**Provided data:**

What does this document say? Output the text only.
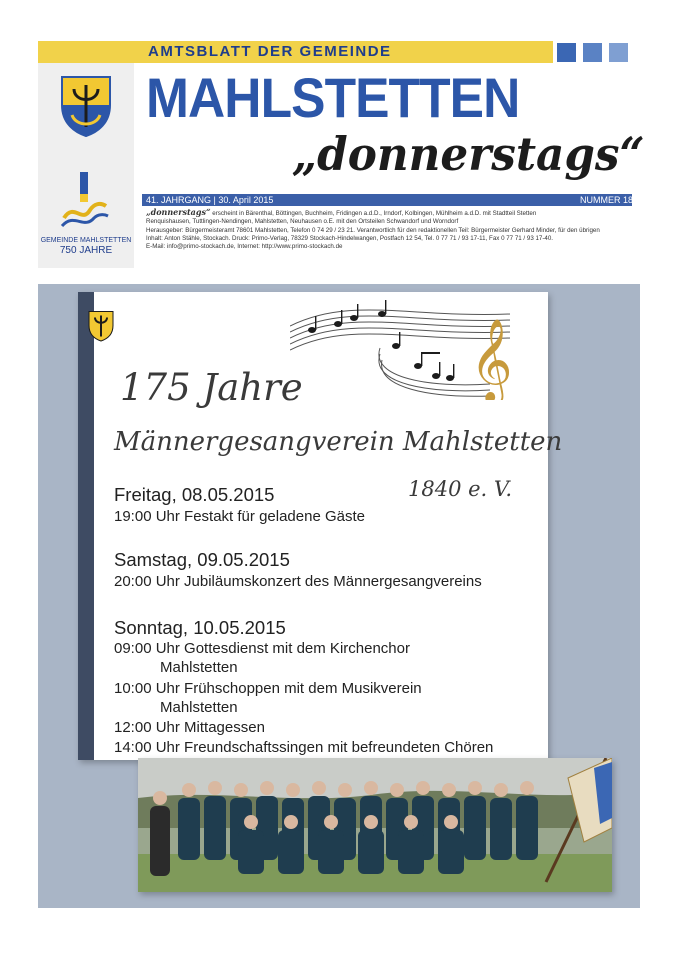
AMTSBLATT DER GEMEINDE
GEMEINDE MAHLSTETTEN
750 JAHRE
MAHLSTETTEN
„donnerstags“
41. JAHRGANG | 30. April 2015	NUMMER 18
„donnerstags“ erscheint in Bärenthal, Böttingen, Buchheim, Fridingen a.d.D., Irndorf, Kolbingen, Mühlheim a.d.D. mit Stadtteil Stetten
Renquishausen, Tuttlingen-Nendingen, Mahlstetten, Neuhausen o.E. mit den Ortsteilen Schwandorf und Worndorf
Herausgeber: Bürgermeisteramt 78601 Mahlstetten, Telefon 0 74 29 / 23 21. Verantwortlich für den redaktionellen Teil: Bürgermeister Gerhard Minder, für den übrigen
Inhalt: Anton Stähle, Stockach. Druck: Primo-Verlag, 78329 Stockach-Hindelwangen, Postfach 12 54, Tel. 0 77 71 / 93 17-11, Fax 0 77 71 / 93 17-40.
E-Mail: info@primo-stockach.de, Internet: http://www.primo-stockach.de
𝄞
175 Jahre
Männergesangverein Mahlstetten
1840 e. V.
Freitag, 08.05.2015
19:00 Uhr Festakt für geladene Gäste
Samstag, 09.05.2015
20:00 Uhr Jubiläumskonzert des Männergesangvereins
Sonntag, 10.05.2015
09:00 Uhr Gottesdienst mit dem Kirchenchor
Mahlstetten
10:00 Uhr Frühschoppen mit dem Musikverein
Mahlstetten
12:00 Uhr Mittagessen
14:00 Uhr Freundschaftssingen mit befreundeten Chören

**What you are asked to do:** Transcribe all the lines above exactly, apart from the pictures.

**Right answer:**
What does this document say? Output the text only.
AMTSBLATT DER GEMEINDE
GEMEINDE MAHLSTETTEN
750 JAHRE
MAHLSTETTEN
„donnerstags“
41. JAHRGANG | 30. April 2015	NUMMER 18
„donnerstags“ erscheint in Bärenthal, Böttingen, Buchheim, Fridingen a.d.D., Irndorf, Kolbingen, Mühlheim a.d.D. mit Stadtteil Stetten
Renquishausen, Tuttlingen-Nendingen, Mahlstetten, Neuhausen o.E. mit den Ortsteilen Schwandorf und Worndorf
Herausgeber: Bürgermeisteramt 78601 Mahlstetten, Telefon 0 74 29 / 23 21. Verantwortlich für den redaktionellen Teil: Bürgermeister Gerhard Minder, für den übrigen
Inhalt: Anton Stähle, Stockach. Druck: Primo-Verlag, 78329 Stockach-Hindelwangen, Postfach 12 54, Tel. 0 77 71 / 93 17-11, Fax 0 77 71 / 93 17-40.
E-Mail: info@primo-stockach.de, Internet: http://www.primo-stockach.de
𝄞
175 Jahre
Männergesangverein Mahlstetten
1840 e. V.
Freitag, 08.05.2015
19:00 Uhr Festakt für geladene Gäste
Samstag, 09.05.2015
20:00 Uhr Jubiläumskonzert des Männergesangvereins
Sonntag, 10.05.2015
09:00 Uhr Gottesdienst mit dem Kirchenchor
Mahlstetten
10:00 Uhr Frühschoppen mit dem Musikverein
Mahlstetten
12:00 Uhr Mittagessen
14:00 Uhr Freundschaftssingen mit befreundeten Chören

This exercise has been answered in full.